======== SOURCE TEXT

Ehhhh. Give me Deadwood. Vulgarity vs. distortion. I can stomach vulgarity done well. Blatant bullcrap no matter how pretty is still bullcrap.
Bullshit.
Define "Harmony."
And while you're at it, define "PRIVATE PROPERTY" as a pre-Columbian Indian understood it.
Um…because it irritates you?
"Avatar inadvertently supports the concepts of individual property rights"
People keep saying that and still it makes no sense. Did I miss the part where a Navi says: "Hey, that´s MY tree!"? Can individual Navi own land? Do they have a right to exclude others from the use of their property? If they don´t, there is no concept of individual property which they could defend.
In fact, they are a collective. They defend the collective. Not the same thing at all.
As for "freedom of religion to an ethereal God", well, it´s only freedom of religion if you can opt out. The idea of a living earth-god doesn´t leave much room for doubters or dissenters.
"Not to mention that Cameron will make millions from this movie, which supports the idea of capitalism and free markets."
You know who else is pretty rich? Kim Jong-il, that´s who. I guess he helps capitalism and free markets too? And so do Michael Moore, George Soros, Al Gore, Louis XIV or Emperor Nero. It´s a miracle there are any commies left at all!
I would agree that DWW is *more* balanced, fair-minded and complex than Avatar. That is, it was more about human beings in a situation than about teaching us lessons. For what it's worth, though, I did find that DWW depicted Indians, for the most part, as clean-living, noble, happy, humorous, "regular folk," while it depicted *most* whites as low, ignorant, boorish, dirty and sometimes insane. This might have been done merely to highlight Dunbar's discontentment and his desire to escape to the fresh purity of the open frontier. If so, it worked. And there's also some sympathy for characters like the crazy district commander and the muleskinner. They actually have important narrative and symbolic roles in the story. Not straw men or stereotypes.

================
======== INFORMATION PROVIDED

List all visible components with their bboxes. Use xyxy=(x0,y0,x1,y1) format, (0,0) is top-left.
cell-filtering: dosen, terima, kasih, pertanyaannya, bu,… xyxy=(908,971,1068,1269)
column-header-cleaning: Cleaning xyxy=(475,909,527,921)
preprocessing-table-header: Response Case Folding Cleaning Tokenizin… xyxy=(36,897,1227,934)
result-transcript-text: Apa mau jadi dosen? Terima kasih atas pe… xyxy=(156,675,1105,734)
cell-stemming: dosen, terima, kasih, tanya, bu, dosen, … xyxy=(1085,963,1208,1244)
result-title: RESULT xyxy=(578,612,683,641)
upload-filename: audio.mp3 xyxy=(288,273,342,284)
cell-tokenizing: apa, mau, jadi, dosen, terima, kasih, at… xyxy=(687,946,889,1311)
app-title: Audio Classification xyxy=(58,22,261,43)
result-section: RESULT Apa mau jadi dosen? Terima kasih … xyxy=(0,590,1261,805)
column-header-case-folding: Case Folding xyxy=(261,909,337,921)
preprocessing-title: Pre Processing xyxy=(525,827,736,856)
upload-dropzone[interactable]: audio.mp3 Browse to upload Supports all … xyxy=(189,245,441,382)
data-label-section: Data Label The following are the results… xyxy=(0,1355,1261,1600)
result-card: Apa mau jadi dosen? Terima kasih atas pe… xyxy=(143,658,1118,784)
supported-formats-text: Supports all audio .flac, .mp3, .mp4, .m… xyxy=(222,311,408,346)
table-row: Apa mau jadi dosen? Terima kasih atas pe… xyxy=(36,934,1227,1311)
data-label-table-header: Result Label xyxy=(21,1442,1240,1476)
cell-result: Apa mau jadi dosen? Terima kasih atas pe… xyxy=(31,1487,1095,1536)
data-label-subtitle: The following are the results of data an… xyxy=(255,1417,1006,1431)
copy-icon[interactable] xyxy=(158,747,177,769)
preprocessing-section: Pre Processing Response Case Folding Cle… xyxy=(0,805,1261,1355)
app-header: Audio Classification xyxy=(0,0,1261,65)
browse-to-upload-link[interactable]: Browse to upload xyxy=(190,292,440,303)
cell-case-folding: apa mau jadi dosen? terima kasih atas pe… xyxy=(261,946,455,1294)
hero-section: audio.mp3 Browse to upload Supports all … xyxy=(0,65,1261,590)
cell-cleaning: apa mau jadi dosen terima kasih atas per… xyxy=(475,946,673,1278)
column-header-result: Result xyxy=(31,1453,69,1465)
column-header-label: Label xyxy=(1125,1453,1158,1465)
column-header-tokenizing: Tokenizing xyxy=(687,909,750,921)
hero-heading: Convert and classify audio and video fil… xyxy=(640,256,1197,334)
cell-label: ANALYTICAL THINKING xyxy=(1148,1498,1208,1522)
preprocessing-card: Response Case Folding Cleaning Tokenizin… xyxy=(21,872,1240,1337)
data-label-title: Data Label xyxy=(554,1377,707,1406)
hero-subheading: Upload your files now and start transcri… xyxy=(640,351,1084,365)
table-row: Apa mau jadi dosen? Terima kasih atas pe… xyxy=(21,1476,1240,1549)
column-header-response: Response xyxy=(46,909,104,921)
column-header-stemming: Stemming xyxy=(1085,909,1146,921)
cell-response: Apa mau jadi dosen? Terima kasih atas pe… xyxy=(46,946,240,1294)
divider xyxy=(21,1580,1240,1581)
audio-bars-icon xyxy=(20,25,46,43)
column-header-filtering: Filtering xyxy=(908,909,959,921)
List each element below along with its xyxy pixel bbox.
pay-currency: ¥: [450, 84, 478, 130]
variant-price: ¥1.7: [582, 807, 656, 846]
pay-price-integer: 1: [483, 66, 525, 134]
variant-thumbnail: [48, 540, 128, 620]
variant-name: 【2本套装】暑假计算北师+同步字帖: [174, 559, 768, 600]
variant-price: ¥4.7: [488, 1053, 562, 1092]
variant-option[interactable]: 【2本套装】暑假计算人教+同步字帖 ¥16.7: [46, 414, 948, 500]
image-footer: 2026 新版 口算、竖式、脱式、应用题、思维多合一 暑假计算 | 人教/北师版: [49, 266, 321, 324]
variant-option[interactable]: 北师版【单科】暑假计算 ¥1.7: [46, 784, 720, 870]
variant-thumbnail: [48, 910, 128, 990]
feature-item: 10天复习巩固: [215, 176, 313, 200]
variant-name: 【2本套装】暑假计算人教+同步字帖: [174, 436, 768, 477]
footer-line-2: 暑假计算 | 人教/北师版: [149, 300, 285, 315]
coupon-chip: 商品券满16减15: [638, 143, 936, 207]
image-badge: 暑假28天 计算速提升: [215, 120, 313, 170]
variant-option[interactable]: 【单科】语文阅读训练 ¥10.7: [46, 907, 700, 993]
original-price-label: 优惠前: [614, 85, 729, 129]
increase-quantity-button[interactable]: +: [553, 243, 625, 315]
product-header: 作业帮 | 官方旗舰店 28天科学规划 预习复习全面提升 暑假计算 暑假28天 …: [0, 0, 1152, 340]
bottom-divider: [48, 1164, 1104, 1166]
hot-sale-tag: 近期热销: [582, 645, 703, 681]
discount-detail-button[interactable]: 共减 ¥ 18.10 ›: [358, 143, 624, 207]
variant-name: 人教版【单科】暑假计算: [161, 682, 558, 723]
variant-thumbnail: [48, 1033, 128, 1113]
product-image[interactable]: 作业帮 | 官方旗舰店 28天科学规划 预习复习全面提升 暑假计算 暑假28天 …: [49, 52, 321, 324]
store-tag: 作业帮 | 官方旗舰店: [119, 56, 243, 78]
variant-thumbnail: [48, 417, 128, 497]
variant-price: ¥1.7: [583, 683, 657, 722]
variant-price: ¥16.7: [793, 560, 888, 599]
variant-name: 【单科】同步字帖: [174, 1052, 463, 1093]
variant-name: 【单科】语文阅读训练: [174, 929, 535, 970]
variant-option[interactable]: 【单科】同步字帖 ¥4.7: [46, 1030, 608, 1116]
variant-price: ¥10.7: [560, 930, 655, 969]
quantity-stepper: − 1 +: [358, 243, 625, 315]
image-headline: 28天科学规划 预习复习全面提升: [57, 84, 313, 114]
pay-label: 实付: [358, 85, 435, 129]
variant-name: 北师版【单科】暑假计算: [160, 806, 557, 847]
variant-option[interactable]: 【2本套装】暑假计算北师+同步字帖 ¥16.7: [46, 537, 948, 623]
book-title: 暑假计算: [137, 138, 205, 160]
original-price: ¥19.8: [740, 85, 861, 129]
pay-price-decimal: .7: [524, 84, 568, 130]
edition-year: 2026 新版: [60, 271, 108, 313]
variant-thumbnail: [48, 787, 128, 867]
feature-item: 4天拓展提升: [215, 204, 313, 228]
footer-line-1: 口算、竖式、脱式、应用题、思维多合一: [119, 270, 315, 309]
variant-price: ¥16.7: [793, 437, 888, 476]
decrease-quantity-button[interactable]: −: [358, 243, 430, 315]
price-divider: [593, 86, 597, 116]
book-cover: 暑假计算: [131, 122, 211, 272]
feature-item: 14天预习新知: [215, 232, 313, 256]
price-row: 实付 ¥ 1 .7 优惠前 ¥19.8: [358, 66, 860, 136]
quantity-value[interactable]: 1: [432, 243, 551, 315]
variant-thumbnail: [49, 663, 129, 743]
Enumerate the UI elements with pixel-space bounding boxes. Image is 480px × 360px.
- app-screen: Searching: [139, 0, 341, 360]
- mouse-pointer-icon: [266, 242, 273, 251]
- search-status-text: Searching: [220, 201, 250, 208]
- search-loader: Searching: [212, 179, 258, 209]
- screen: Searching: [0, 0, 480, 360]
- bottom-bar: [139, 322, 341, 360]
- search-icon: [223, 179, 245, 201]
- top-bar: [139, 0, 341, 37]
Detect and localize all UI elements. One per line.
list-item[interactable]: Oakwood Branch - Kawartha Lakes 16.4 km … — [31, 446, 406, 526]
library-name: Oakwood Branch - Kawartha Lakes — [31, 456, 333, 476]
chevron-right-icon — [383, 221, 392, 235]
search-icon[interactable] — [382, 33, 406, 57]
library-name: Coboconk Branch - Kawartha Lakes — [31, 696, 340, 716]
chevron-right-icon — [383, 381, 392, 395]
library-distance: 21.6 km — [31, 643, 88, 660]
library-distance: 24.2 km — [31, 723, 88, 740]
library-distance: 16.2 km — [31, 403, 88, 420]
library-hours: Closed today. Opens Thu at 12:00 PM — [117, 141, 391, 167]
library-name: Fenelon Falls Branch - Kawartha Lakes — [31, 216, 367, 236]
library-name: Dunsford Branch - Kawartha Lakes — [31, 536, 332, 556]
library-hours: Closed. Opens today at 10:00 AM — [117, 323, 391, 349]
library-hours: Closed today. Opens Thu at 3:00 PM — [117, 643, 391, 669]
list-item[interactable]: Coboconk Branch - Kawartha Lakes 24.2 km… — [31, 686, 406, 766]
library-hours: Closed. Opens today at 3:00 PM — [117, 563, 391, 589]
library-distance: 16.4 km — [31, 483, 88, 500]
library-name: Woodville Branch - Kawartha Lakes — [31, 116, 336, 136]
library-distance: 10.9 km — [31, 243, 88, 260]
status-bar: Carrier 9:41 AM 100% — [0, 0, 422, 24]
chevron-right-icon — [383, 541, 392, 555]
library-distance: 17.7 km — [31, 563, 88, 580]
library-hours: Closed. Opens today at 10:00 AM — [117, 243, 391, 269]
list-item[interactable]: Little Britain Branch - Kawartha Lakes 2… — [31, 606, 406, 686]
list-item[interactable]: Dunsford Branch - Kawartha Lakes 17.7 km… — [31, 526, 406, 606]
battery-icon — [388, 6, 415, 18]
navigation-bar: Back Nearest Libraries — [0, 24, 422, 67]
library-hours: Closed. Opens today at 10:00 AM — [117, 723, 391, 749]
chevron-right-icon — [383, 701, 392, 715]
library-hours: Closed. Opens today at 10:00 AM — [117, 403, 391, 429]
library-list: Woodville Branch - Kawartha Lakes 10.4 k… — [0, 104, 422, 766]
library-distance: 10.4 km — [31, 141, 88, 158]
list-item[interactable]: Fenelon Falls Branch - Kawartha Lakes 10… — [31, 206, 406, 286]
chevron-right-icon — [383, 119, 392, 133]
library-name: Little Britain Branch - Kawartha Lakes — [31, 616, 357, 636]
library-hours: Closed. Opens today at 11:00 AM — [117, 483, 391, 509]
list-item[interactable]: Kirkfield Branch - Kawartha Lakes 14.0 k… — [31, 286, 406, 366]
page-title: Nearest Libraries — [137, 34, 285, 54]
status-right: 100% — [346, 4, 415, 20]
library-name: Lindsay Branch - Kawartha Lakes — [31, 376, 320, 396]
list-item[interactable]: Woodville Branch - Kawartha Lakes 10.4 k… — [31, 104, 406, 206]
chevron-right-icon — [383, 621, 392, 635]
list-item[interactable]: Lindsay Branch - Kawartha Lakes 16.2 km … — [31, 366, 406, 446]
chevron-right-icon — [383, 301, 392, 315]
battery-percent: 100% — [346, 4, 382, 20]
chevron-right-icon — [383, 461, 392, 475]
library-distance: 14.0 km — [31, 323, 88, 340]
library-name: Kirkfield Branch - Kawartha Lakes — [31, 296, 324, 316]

================

▶ [EXERCISE DIRECTIONS] Resume the comment thread debating Avatar and Dances With Wolves, starting right after its last sentence.

▶ [TASK RESULT]
In interesting side light on this: when the Alaskan began to hunt for reparations back in the 60s, they had to figure out an umbrella term that covered all groups: Aleuts, Eskimos (Yupik and Inupiaq), Indians (Athapascan and Tlinget). So, they settled upon "Alaska NATIVE Landclaims". Thus the term, "Natives". In Canada, the umbrella term has devolved or evolved to "First Nations", which is interesting since that makes me a "Second Nation" or a "Third Nation" depending upon whether we count the Quebecois as a separate "Nation", which they do, actually.
Lawyers love frolicking in these fields of insanity.
definitely harmonious until they got rifles and horses… and then, goodbye buffalo. In the north, to this day, the "First Nations" have their own WWII with rifles, slaughtering caribou as they cross a river.
It is much wiser to see your ancestors and yourself as a HUMAN BEING first. Also, I do wish there was more interest in history, real history, not Victorian morality plays.
Ah, Stergeye, you beat me to it. The book was excellent…nothing at all what I expected after seeing the movie.
I've been a substitute teacher for six years. Teachers like to leave me films to show students when those teachers are too lazy or too sick to come up with an actual lesson plan. Often the films they choose are feature films meant to "teach" the kids something. I have gotten into many, many arguments with teenagers who think that what they are seeing on the screen is actual history. I always find this disturbing. Kids tend to think if something is down on paper or on the screen, it's real. I don't think enough time nor effort is spent teaching them to be critcal consumers of media.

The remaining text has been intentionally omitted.